• [Problem to solve] Retype the full set of records. Keep every character identical.

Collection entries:
>> start
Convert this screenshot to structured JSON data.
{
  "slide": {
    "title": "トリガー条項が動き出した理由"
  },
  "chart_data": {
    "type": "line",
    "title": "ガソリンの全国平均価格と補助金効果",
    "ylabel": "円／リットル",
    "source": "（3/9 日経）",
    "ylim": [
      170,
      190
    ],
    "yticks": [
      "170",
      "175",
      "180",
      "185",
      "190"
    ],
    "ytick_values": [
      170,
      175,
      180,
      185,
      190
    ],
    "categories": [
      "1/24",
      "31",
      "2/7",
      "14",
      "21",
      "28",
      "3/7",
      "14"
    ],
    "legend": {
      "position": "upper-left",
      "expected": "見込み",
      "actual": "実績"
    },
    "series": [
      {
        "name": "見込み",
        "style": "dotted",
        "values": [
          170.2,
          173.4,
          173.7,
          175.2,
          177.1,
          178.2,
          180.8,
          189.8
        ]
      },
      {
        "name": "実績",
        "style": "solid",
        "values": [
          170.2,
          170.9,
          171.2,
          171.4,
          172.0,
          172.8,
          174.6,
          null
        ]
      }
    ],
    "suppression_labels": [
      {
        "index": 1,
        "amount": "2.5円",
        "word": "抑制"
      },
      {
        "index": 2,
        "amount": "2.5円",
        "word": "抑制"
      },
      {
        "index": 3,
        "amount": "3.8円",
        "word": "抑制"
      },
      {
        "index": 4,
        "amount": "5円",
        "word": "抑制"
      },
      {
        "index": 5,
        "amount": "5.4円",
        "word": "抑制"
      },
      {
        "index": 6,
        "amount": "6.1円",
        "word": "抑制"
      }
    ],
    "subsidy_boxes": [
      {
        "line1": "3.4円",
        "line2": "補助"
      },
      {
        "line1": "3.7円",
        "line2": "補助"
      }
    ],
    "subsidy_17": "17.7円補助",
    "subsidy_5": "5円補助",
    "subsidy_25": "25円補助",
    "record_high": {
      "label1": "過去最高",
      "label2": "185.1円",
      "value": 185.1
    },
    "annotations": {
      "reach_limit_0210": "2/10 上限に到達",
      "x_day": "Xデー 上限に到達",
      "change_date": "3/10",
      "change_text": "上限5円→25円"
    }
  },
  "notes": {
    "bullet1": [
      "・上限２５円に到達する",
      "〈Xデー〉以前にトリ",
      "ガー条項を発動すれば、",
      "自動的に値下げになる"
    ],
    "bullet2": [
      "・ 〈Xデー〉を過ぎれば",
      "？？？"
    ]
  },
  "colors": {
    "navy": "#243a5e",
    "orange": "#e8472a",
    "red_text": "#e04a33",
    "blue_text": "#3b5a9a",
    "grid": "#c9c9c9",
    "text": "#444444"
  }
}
>> end
• [Result for this task]
Convert this screenshot to structured JSON data.
{
  "slide": {
    "title": "トリガー条項が動き出した理由"
  },
  "chart_data": {
    "type": "line",
    "title": "ガソリンの全国平均価格と補助金効果",
    "ylabel": "円／リットル",
    "source": "（3/9 日経）",
    "ylim": [
      170,
      190
    ],
    "yticks": [
      "170",
      "175",
      "180",
      "185",
      "190"
    ],
    "ytick_values": [
      170,
      175,
      180,
      185,
      190
    ],
    "categories": [
      "1/24",
      "31",
      "2/7",
      "14",
      "21",
      "28",
      "3/7",
      "14"
    ],
    "legend": {
      "position": "upper-left",
      "expected": "見込み",
      "actual": "実績"
    },
    "series": [
      {
        "name": "見込み",
        "style": "dotted",
        "values": [
          170.2,
          173.4,
          173.7,
          175.2,
          177.1,
          178.2,
          180.8,
          189.8
        ]
      },
      {
        "name": "実績",
        "style": "solid",
        "values": [
          170.2,
          170.9,
          171.2,
          171.4,
          172.0,
          172.8,
          174.6,
          null
        ]
      }
    ],
    "suppression_labels": [
      {
        "index": 1,
        "amount": "2.5円",
        "word": "抑制"
      },
      {
        "index": 2,
        "amount": "2.5円",
        "word": "抑制"
      },
      {
        "index": 3,
        "amount": "3.8円",
        "word": "抑制"
      },
      {
        "index": 4,
        "amount": "5円",
        "word": "抑制"
      },
      {
        "index": 5,
        "amount": "5.4円",
        "word": "抑制"
      },
      {
        "index": 6,
        "amount": "6.1円",
        "word": "抑制"
      }
    ],
    "subsidy_boxes": [
      {
        "line1": "3.4円",
        "line2": "補助"
      },
      {
        "line1": "3.7円",
        "line2": "補助"
      }
    ],
    "subsidy_17": "17.7円補助",
    "subsidy_5": "5円補助",
    "subsidy_25": "25円補助",
    "record_high": {
      "label1": "過去最高",
      "label2": "185.1円",
      "value": 185.1
    },
    "annotations": {
      "reach_limit_0210": "2/10 上限に到達",
      "x_day": "Xデー 上限に到達",
      "change_date": "3/10",
      "change_text": "上限5円→25円"
    }
  },
  "notes": {
    "bullet1": [
      "・上限２５円に到達する",
      "〈Xデー〉以前にトリ",
      "ガー条項を発動すれば、",
      "自動的に値下げになる"
    ],
    "bullet2": [
      "・ 〈Xデー〉を過ぎれば",
      "？？？"
    ]
  },
  "colors": {
    "navy": "#243a5e",
    "orange": "#e8472a",
    "red_text": "#e04a33",
    "blue_text": "#3b5a9a",
    "grid": "#c9c9c9",
    "text": "#444444"
  }
}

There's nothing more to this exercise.